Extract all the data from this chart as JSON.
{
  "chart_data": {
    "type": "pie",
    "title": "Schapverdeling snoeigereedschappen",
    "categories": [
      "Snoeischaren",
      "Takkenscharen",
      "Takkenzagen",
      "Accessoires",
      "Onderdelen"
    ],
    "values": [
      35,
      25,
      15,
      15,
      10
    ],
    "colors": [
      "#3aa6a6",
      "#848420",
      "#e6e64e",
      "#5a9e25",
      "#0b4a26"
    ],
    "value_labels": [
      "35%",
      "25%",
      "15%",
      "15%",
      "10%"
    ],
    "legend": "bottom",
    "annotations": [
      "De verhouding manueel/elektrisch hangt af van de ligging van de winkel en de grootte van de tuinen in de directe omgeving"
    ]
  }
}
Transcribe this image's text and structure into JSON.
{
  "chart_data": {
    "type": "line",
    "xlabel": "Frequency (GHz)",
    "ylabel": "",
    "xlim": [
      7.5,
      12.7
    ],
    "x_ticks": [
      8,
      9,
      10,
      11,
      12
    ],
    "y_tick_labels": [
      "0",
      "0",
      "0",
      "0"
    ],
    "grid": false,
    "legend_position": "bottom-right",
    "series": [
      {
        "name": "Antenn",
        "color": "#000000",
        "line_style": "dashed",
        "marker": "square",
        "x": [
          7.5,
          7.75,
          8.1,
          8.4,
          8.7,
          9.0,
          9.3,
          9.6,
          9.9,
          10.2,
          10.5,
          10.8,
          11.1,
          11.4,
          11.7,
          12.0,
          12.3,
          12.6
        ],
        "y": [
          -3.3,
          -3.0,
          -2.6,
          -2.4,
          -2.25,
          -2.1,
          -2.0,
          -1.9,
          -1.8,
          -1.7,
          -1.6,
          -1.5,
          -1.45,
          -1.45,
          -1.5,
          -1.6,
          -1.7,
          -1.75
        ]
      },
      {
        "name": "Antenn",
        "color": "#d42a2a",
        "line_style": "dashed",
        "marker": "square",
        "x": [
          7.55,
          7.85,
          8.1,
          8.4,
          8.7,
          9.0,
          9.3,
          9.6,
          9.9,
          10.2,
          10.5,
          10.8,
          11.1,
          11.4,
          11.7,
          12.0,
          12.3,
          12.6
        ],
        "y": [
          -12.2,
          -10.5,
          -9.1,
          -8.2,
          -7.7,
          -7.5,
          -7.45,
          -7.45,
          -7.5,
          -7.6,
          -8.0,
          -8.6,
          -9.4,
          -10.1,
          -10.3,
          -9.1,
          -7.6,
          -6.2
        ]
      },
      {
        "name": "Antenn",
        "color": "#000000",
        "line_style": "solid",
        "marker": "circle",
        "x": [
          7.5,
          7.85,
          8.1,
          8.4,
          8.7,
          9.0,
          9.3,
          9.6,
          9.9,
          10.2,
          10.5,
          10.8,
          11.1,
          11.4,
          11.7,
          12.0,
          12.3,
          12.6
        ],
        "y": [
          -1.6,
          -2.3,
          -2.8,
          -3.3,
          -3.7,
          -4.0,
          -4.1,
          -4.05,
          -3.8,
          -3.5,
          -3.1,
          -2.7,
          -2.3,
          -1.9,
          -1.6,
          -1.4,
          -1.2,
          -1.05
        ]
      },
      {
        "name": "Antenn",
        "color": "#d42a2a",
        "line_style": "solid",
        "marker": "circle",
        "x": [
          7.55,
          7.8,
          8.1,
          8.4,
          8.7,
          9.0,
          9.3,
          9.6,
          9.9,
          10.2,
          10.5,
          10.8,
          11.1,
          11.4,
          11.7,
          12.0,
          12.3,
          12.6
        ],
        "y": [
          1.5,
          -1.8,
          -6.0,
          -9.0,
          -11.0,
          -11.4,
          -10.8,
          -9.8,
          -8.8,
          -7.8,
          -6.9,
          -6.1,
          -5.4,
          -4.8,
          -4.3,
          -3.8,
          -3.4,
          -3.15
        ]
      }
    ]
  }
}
···
**What you have to do**
Quote every line of the data, word for word.

**Worked answer**
Extract all the data from this chart as JSON.
{
  "chart_data": {
    "type": "pie",
    "title": "Schapverdeling snoeigereedschappen",
    "categories": [
      "Snoeischaren",
      "Takkenscharen",
      "Takkenzagen",
      "Accessoires",
      "Onderdelen"
    ],
    "values": [
      35,
      25,
      15,
      15,
      10
    ],
    "colors": [
      "#3aa6a6",
      "#848420",
      "#e6e64e",
      "#5a9e25",
      "#0b4a26"
    ],
    "value_labels": [
      "35%",
      "25%",
      "15%",
      "15%",
      "10%"
    ],
    "legend": "bottom",
    "annotations": [
      "De verhouding manueel/elektrisch hangt af van de ligging van de winkel en de grootte van de tuinen in de directe omgeving"
    ]
  }
}
Transcribe this image's text and structure into JSON.
{
  "chart_data": {
    "type": "line",
    "xlabel": "Frequency (GHz)",
    "ylabel": "",
    "xlim": [
      7.5,
      12.7
    ],
    "x_ticks": [
      8,
      9,
      10,
      11,
      12
    ],
    "y_tick_labels": [
      "0",
      "0",
      "0",
      "0"
    ],
    "grid": false,
    "legend_position": "bottom-right",
    "series": [
      {
        "name": "Antenn",
        "color": "#000000",
        "line_style": "dashed",
        "marker": "square",
        "x": [
          7.5,
          7.75,
          8.1,
          8.4,
          8.7,
          9.0,
          9.3,
          9.6,
          9.9,
          10.2,
          10.5,
          10.8,
          11.1,
          11.4,
          11.7,
          12.0,
          12.3,
          12.6
        ],
        "y": [
          -3.3,
          -3.0,
          -2.6,
          -2.4,
          -2.25,
          -2.1,
          -2.0,
          -1.9,
          -1.8,
          -1.7,
          -1.6,
          -1.5,
          -1.45,
          -1.45,
          -1.5,
          -1.6,
          -1.7,
          -1.75
        ]
      },
      {
        "name": "Antenn",
        "color": "#d42a2a",
        "line_style": "dashed",
        "marker": "square",
        "x": [
          7.55,
          7.85,
          8.1,
          8.4,
          8.7,
          9.0,
          9.3,
          9.6,
          9.9,
          10.2,
          10.5,
          10.8,
          11.1,
          11.4,
          11.7,
          12.0,
          12.3,
          12.6
        ],
        "y": [
          -12.2,
          -10.5,
          -9.1,
          -8.2,
          -7.7,
          -7.5,
          -7.45,
          -7.45,
          -7.5,
          -7.6,
          -8.0,
          -8.6,
          -9.4,
          -10.1,
          -10.3,
          -9.1,
          -7.6,
          -6.2
        ]
      },
      {
        "name": "Antenn",
        "color": "#000000",
        "line_style": "solid",
        "marker": "circle",
        "x": [
          7.5,
          7.85,
          8.1,
          8.4,
          8.7,
          9.0,
          9.3,
          9.6,
          9.9,
          10.2,
          10.5,
          10.8,
          11.1,
          11.4,
          11.7,
          12.0,
          12.3,
          12.6
        ],
        "y": [
          -1.6,
          -2.3,
          -2.8,
          -3.3,
          -3.7,
          -4.0,
          -4.1,
          -4.05,
          -3.8,
          -3.5,
          -3.1,
          -2.7,
          -2.3,
          -1.9,
          -1.6,
          -1.4,
          -1.2,
          -1.05
        ]
      },
      {
        "name": "Antenn",
        "color": "#d42a2a",
        "line_style": "solid",
        "marker": "circle",
        "x": [
          7.55,
          7.8,
          8.1,
          8.4,
          8.7,
          9.0,
          9.3,
          9.6,
          9.9,
          10.2,
          10.5,
          10.8,
          11.1,
          11.4,
          11.7,
          12.0,
          12.3,
          12.6
        ],
        "y": [
          1.5,
          -1.8,
          -6.0,
          -9.0,
          -11.0,
          -11.4,
          -10.8,
          -9.8,
          -8.8,
          -7.8,
          -6.9,
          -6.1,
          -5.4,
          -4.8,
          -4.3,
          -3.8,
          -3.4,
          -3.15
        ]
      }
    ]
  }
}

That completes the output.